Leave out any picture and return the remaining listing below exactly as given.

══ Recorded data

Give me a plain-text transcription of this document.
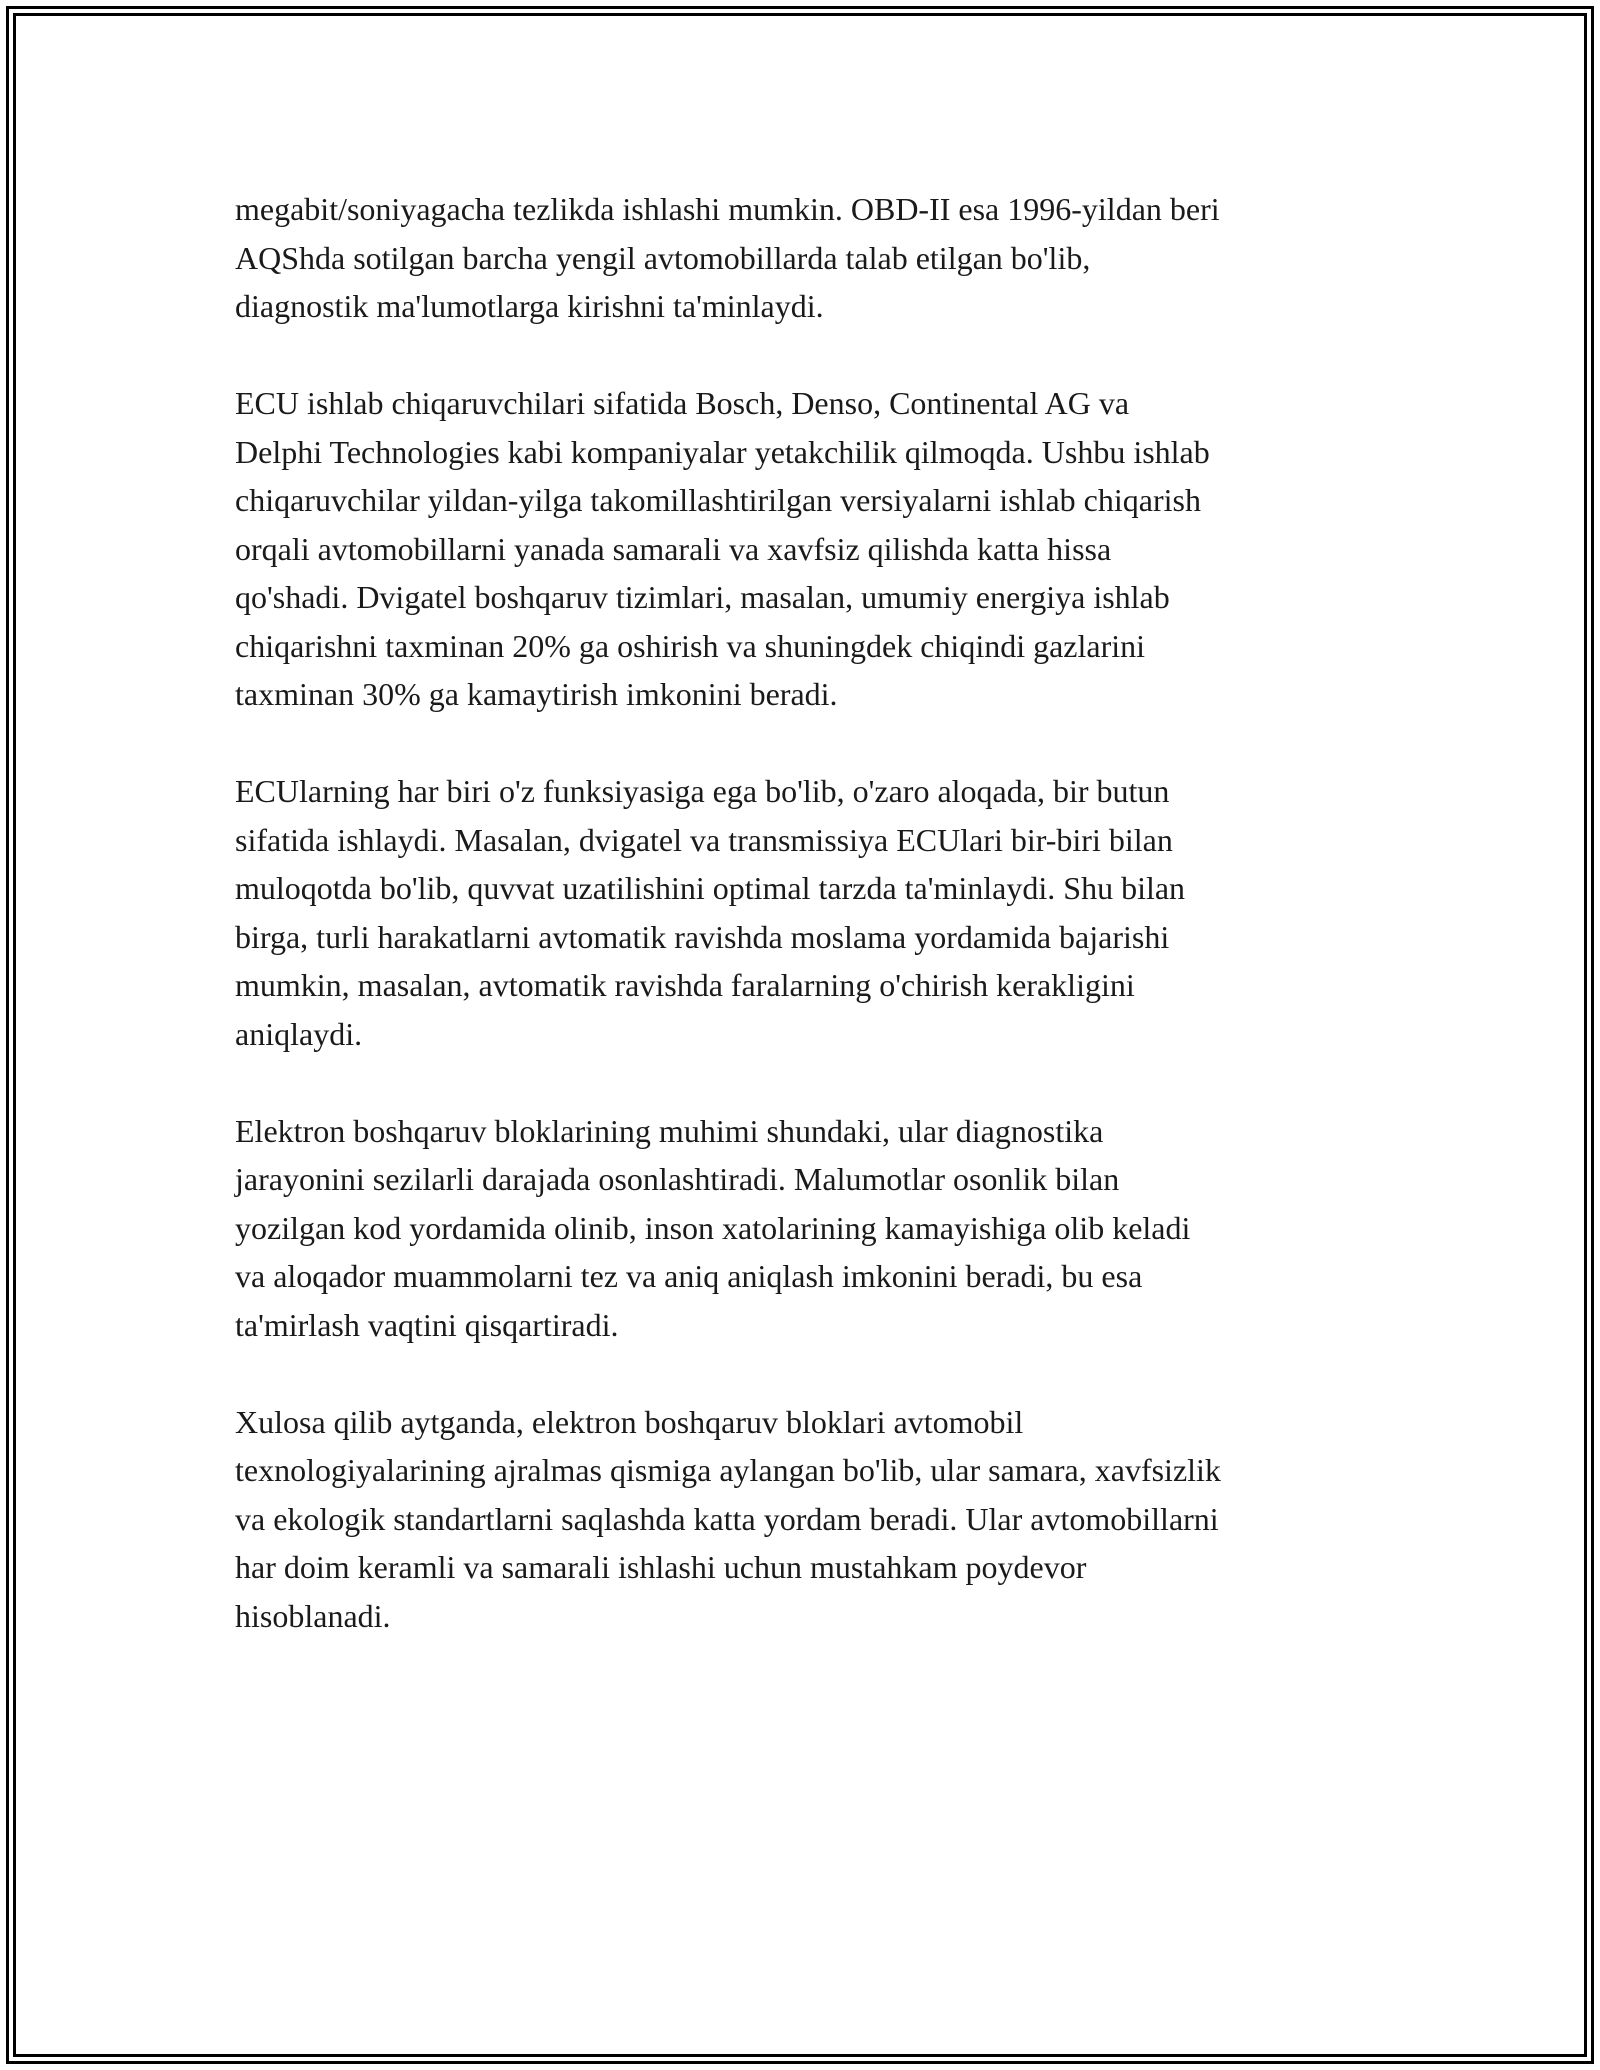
megabit/soniyagacha tezlikda ishlashi mumkin. OBD-II esa 1996-yildan beri
AQShda sotilgan barcha yengil avtomobillarda talab etilgan bo'lib,
diagnostik ma'lumotlarga kirishni ta'minlaydi.

ECU ishlab chiqaruvchilari sifatida Bosch, Denso, Continental AG va
Delphi Technologies kabi kompaniyalar yetakchilik qilmoqda. Ushbu ishlab
chiqaruvchilar yildan-yilga takomillashtirilgan versiyalarni ishlab chiqarish
orqali avtomobillarni yanada samarali va xavfsiz qilishda katta hissa
qo'shadi. Dvigatel boshqaruv tizimlari, masalan, umumiy energiya ishlab
chiqarishni taxminan 20% ga oshirish va shuningdek chiqindi gazlarini
taxminan 30% ga kamaytirish imkonini beradi.

ECUlarning har biri o'z funksiyasiga ega bo'lib, o'zaro aloqada, bir butun
sifatida ishlaydi. Masalan, dvigatel va transmissiya ECUlari bir-biri bilan
muloqotda bo'lib, quvvat uzatilishini optimal tarzda ta'minlaydi. Shu bilan
birga, turli harakatlarni avtomatik ravishda moslama yordamida bajarishi
mumkin, masalan, avtomatik ravishda faralarning o'chirish kerakligini
aniqlaydi.

Elektron boshqaruv bloklarining muhimi shundaki, ular diagnostika
jarayonini sezilarli darajada osonlashtiradi. Malumotlar osonlik bilan
yozilgan kod yordamida olinib, inson xatolarining kamayishiga olib keladi
va aloqador muammolarni tez va aniq aniqlash imkonini beradi, bu esa
ta'mirlash vaqtini qisqartiradi.

Xulosa qilib aytganda, elektron boshqaruv bloklari avtomobil
texnologiyalarining ajralmas qismiga aylangan bo'lib, ular samara, xavfsizlik
va ekologik standartlarni saqlashda katta yordam beradi. Ular avtomobillarni
har doim keramli va samarali ishlashi uchun mustahkam poydevor
hisoblanadi.
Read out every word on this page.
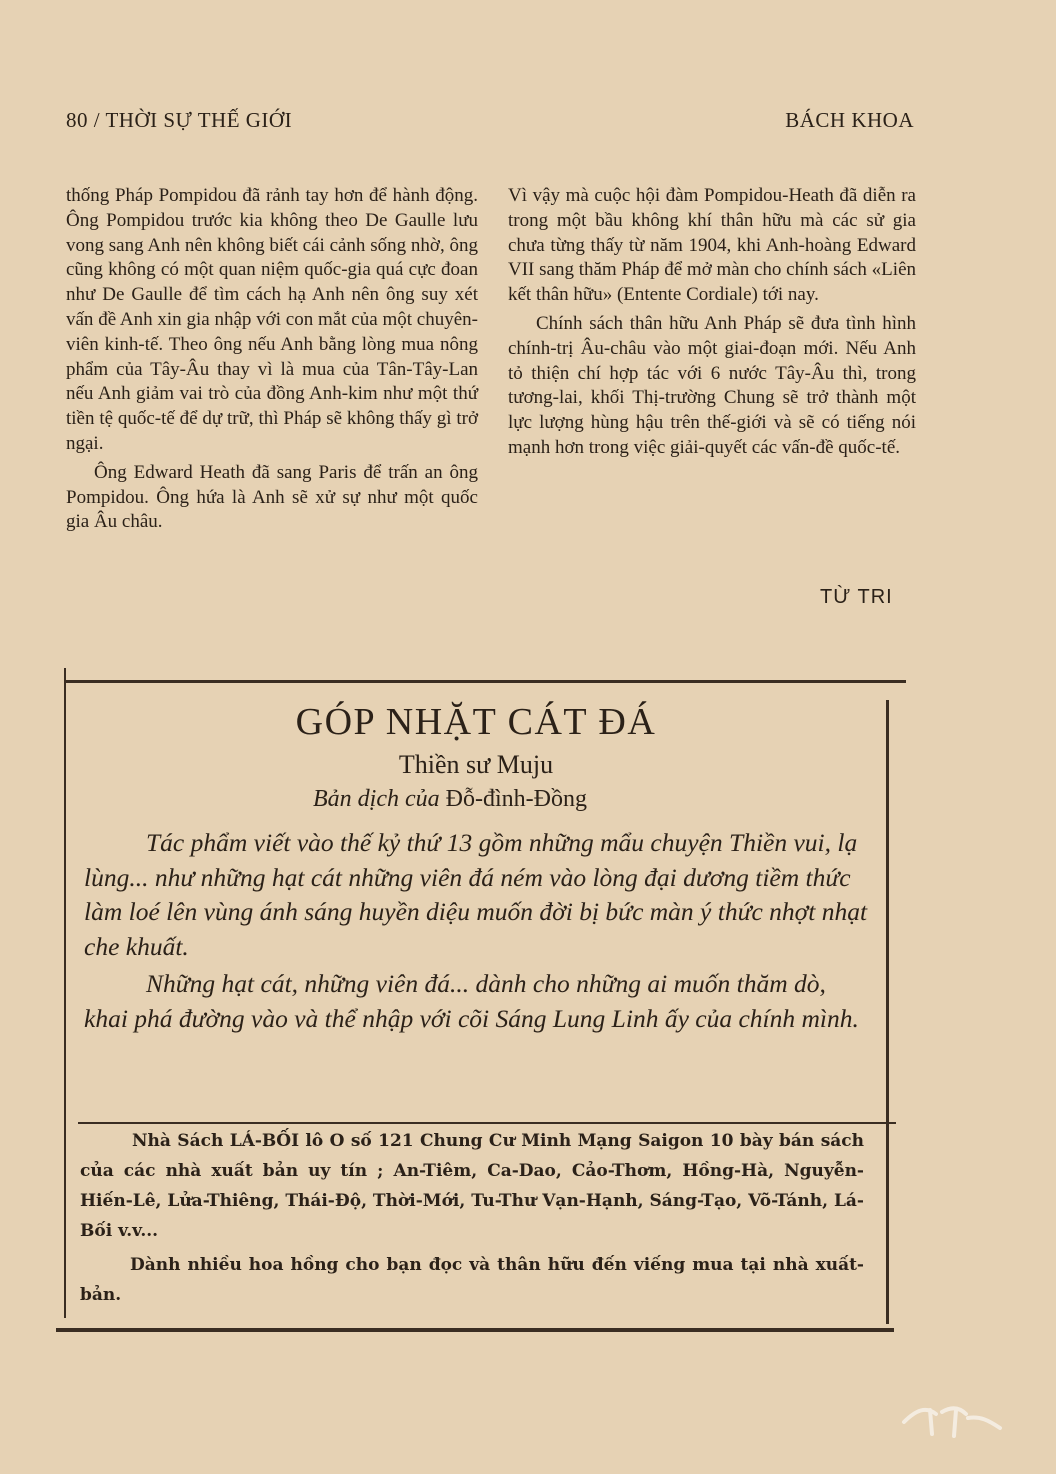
80 / THỜI SỰ THẾ GIỚI	BÁCH KHOA

thống Pháp Pompidou đã rảnh tay hơn để hành động. Ông Pompidou trước kia không theo De Gaulle lưu vong sang Anh nên không biết cái cảnh sống nhờ, ông cũng không có một quan niệm quốc-gia quá cực đoan như De Gaulle để tìm cách hạ Anh nên ông suy xét vấn đề Anh xin gia nhập với con mắt của một chuyên-viên kinh-tế. Theo ông nếu Anh bằng lòng mua nông phẩm của Tây-Âu thay vì là mua của Tân-Tây-Lan nếu Anh giảm vai trò của đồng Anh-kim như một thứ tiền tệ quốc-tế để dự trữ, thì Pháp sẽ không thấy gì trở ngại.

Ông Edward Heath đã sang Paris để trấn an ông Pompidou. Ông hứa là Anh sẽ xử sự như một quốc gia Âu châu.

Vì vậy mà cuộc hội đàm Pompidou-Heath đã diễn ra trong một bầu không khí thân hữu mà các sử gia chưa từng thấy từ năm 1904, khi Anh-hoàng Edward VII sang thăm Pháp để mở màn cho chính sách «Liên kết thân hữu» (Entente Cordiale) tới nay.

Chính sách thân hữu Anh Pháp sẽ đưa tình hình chính-trị Âu-châu vào một giai-đoạn mới. Nếu Anh tỏ thiện chí hợp tác với 6 nước Tây-Âu thì, trong tương-lai, khối Thị-trường Chung sẽ trở thành một lực lượng hùng hậu trên thế-giới và sẽ có tiếng nói mạnh hơn trong việc giải-quyết các vấn-đề quốc-tế.

TỪ TRI
GÓP NHẶT CÁT ĐÁ
Thiền sư Muju
Bản dịch của Đỗ-đình-Đồng

Tác phẩm viết vào thế kỷ thứ 13 gồm những mẩu chuyện Thiền vui, lạ lùng... như những hạt cát những viên đá ném vào lòng đại dương tiềm thức làm loé lên vùng ánh sáng huyền diệu muốn đời bị bức màn ý thức nhợt nhạt che khuất.

Những hạt cát, những viên đá... dành cho những ai muốn thăm dò, khai phá đường vào và thể nhập với cõi Sáng Lung Linh ấy của chính mình.

Nhà Sách LÁ-BỐI lô O số 121 Chung Cư Minh Mạng Saigon 10 bày bán sách của các nhà xuất bản uy tín ; An-Tiêm, Ca-Dao, Cảo-Thơm, Hồng-Hà, Nguyễn-Hiến-Lê, Lửa-Thiêng, Thái-Độ, Thời-Mới, Tu-Thư Vạn-Hạnh, Sáng-Tạo, Võ-Tánh, Lá-Bối v.v...

Dành nhiều hoa hồng cho bạn đọc và thân hữu đến viếng mua tại nhà xuất-bản.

════

■ Answer to this problem:
Give me a plain-text transcription of this document.
megabit/soniyagacha tezlikda ishlashi mumkin. OBD-II esa 1996-yildan beri
AQShda sotilgan barcha yengil avtomobillarda talab etilgan bo'lib,
diagnostik ma'lumotlarga kirishni ta'minlaydi.

ECU ishlab chiqaruvchilari sifatida Bosch, Denso, Continental AG va
Delphi Technologies kabi kompaniyalar yetakchilik qilmoqda. Ushbu ishlab
chiqaruvchilar yildan-yilga takomillashtirilgan versiyalarni ishlab chiqarish
orqali avtomobillarni yanada samarali va xavfsiz qilishda katta hissa
qo'shadi. Dvigatel boshqaruv tizimlari, masalan, umumiy energiya ishlab
chiqarishni taxminan 20% ga oshirish va shuningdek chiqindi gazlarini
taxminan 30% ga kamaytirish imkonini beradi.

ECUlarning har biri o'z funksiyasiga ega bo'lib, o'zaro aloqada, bir butun
sifatida ishlaydi. Masalan, dvigatel va transmissiya ECUlari bir-biri bilan
muloqotda bo'lib, quvvat uzatilishini optimal tarzda ta'minlaydi. Shu bilan
birga, turli harakatlarni avtomatik ravishda moslama yordamida bajarishi
mumkin, masalan, avtomatik ravishda faralarning o'chirish kerakligini
aniqlaydi.

Elektron boshqaruv bloklarining muhimi shundaki, ular diagnostika
jarayonini sezilarli darajada osonlashtiradi. Malumotlar osonlik bilan
yozilgan kod yordamida olinib, inson xatolarining kamayishiga olib keladi
va aloqador muammolarni tez va aniq aniqlash imkonini beradi, bu esa
ta'mirlash vaqtini qisqartiradi.

Xulosa qilib aytganda, elektron boshqaruv bloklari avtomobil
texnologiyalarining ajralmas qismiga aylangan bo'lib, ular samara, xavfsizlik
va ekologik standartlarni saqlashda katta yordam beradi. Ular avtomobillarni
har doim keramli va samarali ishlashi uchun mustahkam poydevor
hisoblanadi.
Read out every word on this page.
80 / THỜI SỰ THẾ GIỚI	BÁCH KHOA

thống Pháp Pompidou đã rảnh tay hơn để hành động. Ông Pompidou trước kia không theo De Gaulle lưu vong sang Anh nên không biết cái cảnh sống nhờ, ông cũng không có một quan niệm quốc-gia quá cực đoan như De Gaulle để tìm cách hạ Anh nên ông suy xét vấn đề Anh xin gia nhập với con mắt của một chuyên-viên kinh-tế. Theo ông nếu Anh bằng lòng mua nông phẩm của Tây-Âu thay vì là mua của Tân-Tây-Lan nếu Anh giảm vai trò của đồng Anh-kim như một thứ tiền tệ quốc-tế để dự trữ, thì Pháp sẽ không thấy gì trở ngại.

Ông Edward Heath đã sang Paris để trấn an ông Pompidou. Ông hứa là Anh sẽ xử sự như một quốc gia Âu châu.

Vì vậy mà cuộc hội đàm Pompidou-Heath đã diễn ra trong một bầu không khí thân hữu mà các sử gia chưa từng thấy từ năm 1904, khi Anh-hoàng Edward VII sang thăm Pháp để mở màn cho chính sách «Liên kết thân hữu» (Entente Cordiale) tới nay.

Chính sách thân hữu Anh Pháp sẽ đưa tình hình chính-trị Âu-châu vào một giai-đoạn mới. Nếu Anh tỏ thiện chí hợp tác với 6 nước Tây-Âu thì, trong tương-lai, khối Thị-trường Chung sẽ trở thành một lực lượng hùng hậu trên thế-giới và sẽ có tiếng nói mạnh hơn trong việc giải-quyết các vấn-đề quốc-tế.

TỪ TRI
GÓP NHẶT CÁT ĐÁ
Thiền sư Muju
Bản dịch của Đỗ-đình-Đồng

Tác phẩm viết vào thế kỷ thứ 13 gồm những mẩu chuyện Thiền vui, lạ lùng... như những hạt cát những viên đá ném vào lòng đại dương tiềm thức làm loé lên vùng ánh sáng huyền diệu muốn đời bị bức màn ý thức nhợt nhạt che khuất.

Những hạt cát, những viên đá... dành cho những ai muốn thăm dò, khai phá đường vào và thể nhập với cõi Sáng Lung Linh ấy của chính mình.

Nhà Sách LÁ-BỐI lô O số 121 Chung Cư Minh Mạng Saigon 10 bày bán sách của các nhà xuất bản uy tín ; An-Tiêm, Ca-Dao, Cảo-Thơm, Hồng-Hà, Nguyễn-Hiến-Lê, Lửa-Thiêng, Thái-Độ, Thời-Mới, Tu-Thư Vạn-Hạnh, Sáng-Tạo, Võ-Tánh, Lá-Bối v.v...

Dành nhiều hoa hồng cho bạn đọc và thân hữu đến viếng mua tại nhà xuất-bản.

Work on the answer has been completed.